Intelligenza artificiale, perché creare una via europea è così difficile

Che cos’è la sovranità quando non si hanno campioni?“, si chiede Raluca Csernatoni, ricercatrice specializzata in tecnologie emergenti presso il think tank Carnegie Europe.

Le preoccupazioni europee sullo strapotere americano non sono nuove. Generazione dopo generazione, il settore della tecnologia è sempre stato dominato dalle grandi società statunitensi, i cui prodotti sono diventati parte integrante dell’infrastruttura sociale ed economica europea. Le aziende del vecchio continente fanno affidamento su Microsoft Office e Amazon Web Services, mentre i dispositivi mobili si poggiano su Apple e Google, che gestiscono anche gli app store. In Europa l’attività politica viene fatta anche su WhatsApp, mentre le notizie hanno come sbocco primario Facebook, Instagram e Twitter. E Netflix si guarda anche in Francia.

——

COSA SI CHIEDE ::
• 1. Secondo l'estratto, presso quale think tank lavora Raluca Csernatoni?
• 2. In base all'estratto, spiega perché le preoccupazioni europee sullo strapotere americano non sono nuove.
• 3. Riporta dall'estratto, per favore, il passo che si apre con le parole «Che cos’è la» e si chiude con «tank Carnegie Europe.».
Per rispondere serve soltanto l'estratto, senza altre fonti.

——

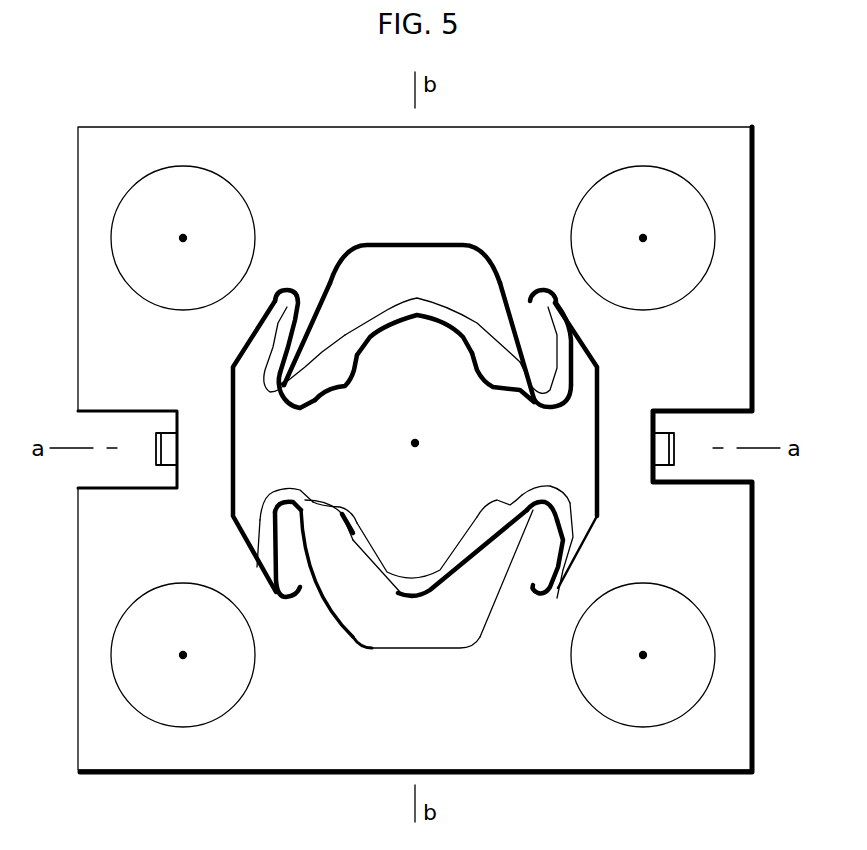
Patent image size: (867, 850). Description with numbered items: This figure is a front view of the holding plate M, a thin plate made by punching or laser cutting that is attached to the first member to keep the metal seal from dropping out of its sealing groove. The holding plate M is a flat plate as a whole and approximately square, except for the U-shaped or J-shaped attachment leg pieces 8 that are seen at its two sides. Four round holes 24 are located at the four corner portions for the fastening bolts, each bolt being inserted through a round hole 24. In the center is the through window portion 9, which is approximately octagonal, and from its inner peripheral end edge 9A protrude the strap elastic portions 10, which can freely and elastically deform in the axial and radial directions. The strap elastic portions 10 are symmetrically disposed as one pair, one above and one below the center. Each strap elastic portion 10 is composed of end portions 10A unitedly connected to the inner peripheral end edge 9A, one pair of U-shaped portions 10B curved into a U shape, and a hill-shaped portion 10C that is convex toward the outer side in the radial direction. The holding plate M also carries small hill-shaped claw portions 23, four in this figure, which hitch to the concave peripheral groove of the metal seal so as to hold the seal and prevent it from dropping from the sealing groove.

The holding plate M is at (77, 221).
The attachment leg piece 8 is at (153, 452).
The through window portion 9 is at (431, 363).
The inner peripheral end edge 9A is at (263, 386).
The strap elastic portion 10 is at (373, 338).
The end portion 10A is at (280, 312).
The U-shaped portion 10B is at (268, 388).
The hill-shaped portion 10C is at (405, 307).
The claw portion 23 is at (343, 382).
The round hole 24 is at (169, 211).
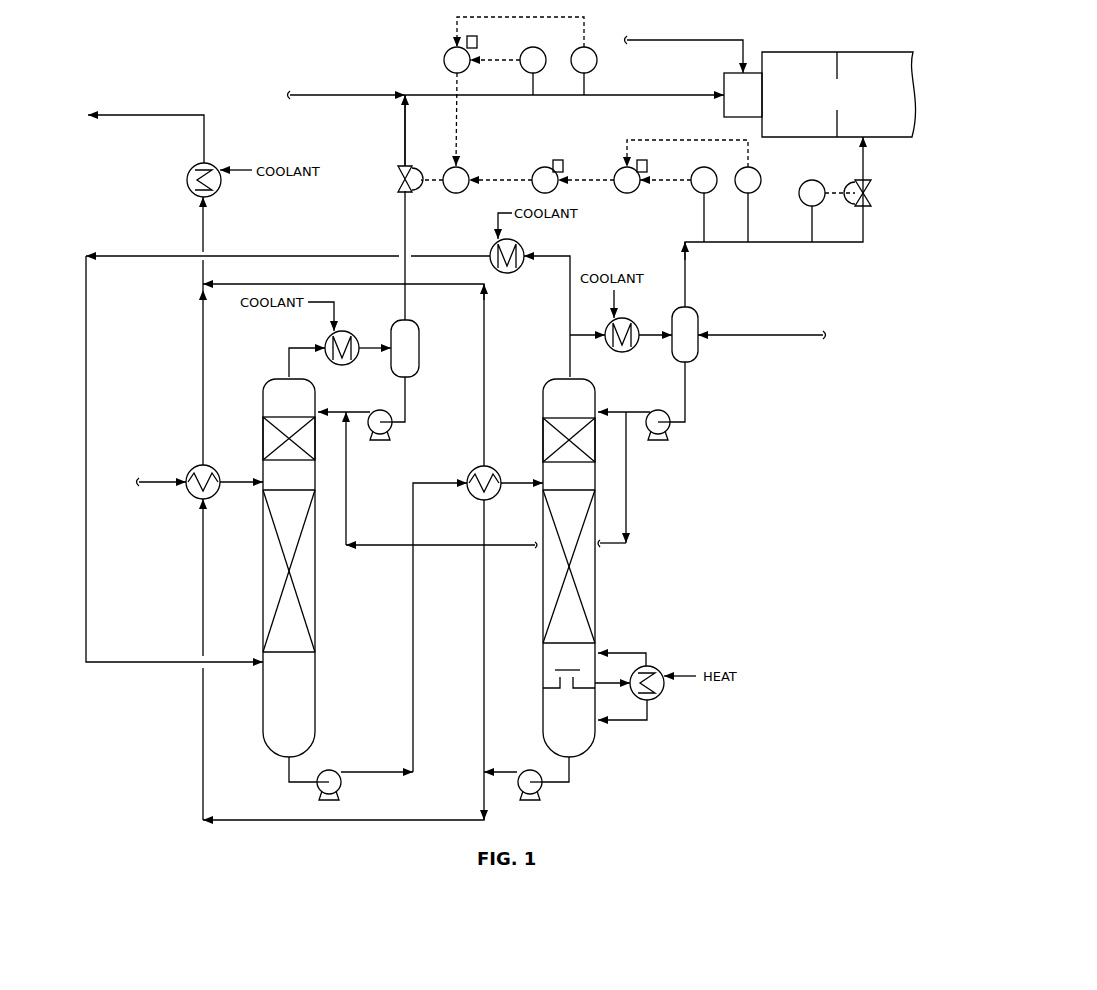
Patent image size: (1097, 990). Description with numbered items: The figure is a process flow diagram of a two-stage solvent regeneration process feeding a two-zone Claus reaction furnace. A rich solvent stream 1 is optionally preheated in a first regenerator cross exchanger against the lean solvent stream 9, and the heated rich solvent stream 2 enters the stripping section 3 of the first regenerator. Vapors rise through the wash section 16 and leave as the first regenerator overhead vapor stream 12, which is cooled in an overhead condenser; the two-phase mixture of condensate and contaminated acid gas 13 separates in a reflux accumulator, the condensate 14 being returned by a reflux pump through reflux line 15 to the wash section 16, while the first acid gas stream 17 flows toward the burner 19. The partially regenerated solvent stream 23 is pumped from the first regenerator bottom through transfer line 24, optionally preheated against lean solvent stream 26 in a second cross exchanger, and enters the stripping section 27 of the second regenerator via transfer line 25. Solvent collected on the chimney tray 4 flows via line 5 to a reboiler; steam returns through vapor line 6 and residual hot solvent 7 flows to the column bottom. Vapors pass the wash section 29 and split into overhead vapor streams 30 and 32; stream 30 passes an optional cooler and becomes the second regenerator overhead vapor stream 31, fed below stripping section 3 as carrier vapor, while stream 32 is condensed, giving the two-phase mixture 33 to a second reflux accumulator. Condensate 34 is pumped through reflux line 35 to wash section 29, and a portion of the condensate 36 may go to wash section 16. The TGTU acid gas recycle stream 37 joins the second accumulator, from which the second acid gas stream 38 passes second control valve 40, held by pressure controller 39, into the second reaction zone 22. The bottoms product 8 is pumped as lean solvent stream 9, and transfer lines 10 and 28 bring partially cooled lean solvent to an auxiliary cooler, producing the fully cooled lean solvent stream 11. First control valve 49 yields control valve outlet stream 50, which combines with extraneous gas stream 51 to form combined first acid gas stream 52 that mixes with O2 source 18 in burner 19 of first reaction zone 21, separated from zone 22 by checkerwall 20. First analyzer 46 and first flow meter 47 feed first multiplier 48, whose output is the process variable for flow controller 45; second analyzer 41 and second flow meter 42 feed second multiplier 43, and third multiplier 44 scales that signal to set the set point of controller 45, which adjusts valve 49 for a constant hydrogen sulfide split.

The rich solvent stream 1 is at (172, 480).
The heated rich solvent stream 2 is at (247, 486).
The stripping section 3 is at (280, 572).
The chimney tray 4 is at (552, 689).
The line 5 is at (608, 686).
The vapor line 6 is at (634, 650).
The residual hot solvent 7 is at (634, 721).
The bottoms product 8 is at (570, 774).
The lean solvent stream 9 is at (203, 602).
The transfer line 10 is at (203, 378).
The fully cooled lean solvent stream 11 is at (206, 128).
The first regenerator overhead vapor stream 12 is at (303, 345).
The two-phase mixture of condensate and contaminated acid gas 13 is at (372, 350).
The condensate 14 is at (407, 400).
The reflux line 15 is at (356, 408).
The wash section 16 is at (275, 442).
The first acid gas stream 17 is at (404, 242).
The O2 source 18 is at (695, 38).
The burner 19 is at (743, 95).
The refractory checkerwall or choke ring 20 is at (837, 70).
The first reaction zone 21 is at (800, 98).
The second reaction zone 22 is at (873, 98).
The partially regenerated solvent stream 23 is at (288, 776).
The transfer line 24 is at (412, 644).
The transfer line 25 is at (517, 487).
The lean solvent stream 26 is at (482, 606).
The stripping section 27 is at (556, 577).
The transfer line 28 is at (485, 369).
The wash section 29 is at (555, 443).
The second regenerator overhead vapor stream 30 is at (568, 314).
The second regenerator overhead vapor stream 31 is at (289, 255).
The partial hot overhead vapor stream 32 is at (578, 338).
The two-phase mixture of condensate and acid gas 33 is at (645, 332).
The condensate 34 is at (686, 392).
The reflux line 35 is at (620, 410).
The portion of the condensate 36 is at (628, 486).
The TGTU acid gas recycle stream 37 is at (760, 334).
The second acid gas stream 38 is at (690, 241).
The pressure controller 39 is at (805, 183).
The second control valve 40 is at (853, 184).
The second continuous online analyzer 41 is at (696, 168).
The second flow meter 42 is at (744, 168).
The second multiplier 43 is at (616, 169).
The third multiplier 44 is at (537, 169).
The flow controller 45 is at (447, 192).
The first continuous online analyzer 46 is at (525, 48).
The first flow meter 47 is at (573, 48).
The first multiplier 48 is at (446, 55).
The first control valve 49 is at (399, 179).
The control valve outlet stream 50 is at (404, 138).
The extraneous gas stream 51 is at (350, 93).
The combined first acid gas stream 52 is at (435, 93).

——

SOLUZIONI ::
• 1. Carnegie Europe.

• 2. Generazione dopo generazione, il settore della tecnologia è sempre stato dominato dalle grandi società statunitensi. I loro prodotti sono diventati parte integrante dell'infrastruttura sociale ed economica europea.

• 3.
Che cos’è la sovranità quando non si hanno campioni?“, si chiede Raluca Csernatoni, ricercatrice specializzata in tecnologie emergenti presso il think tank Carnegie Europe.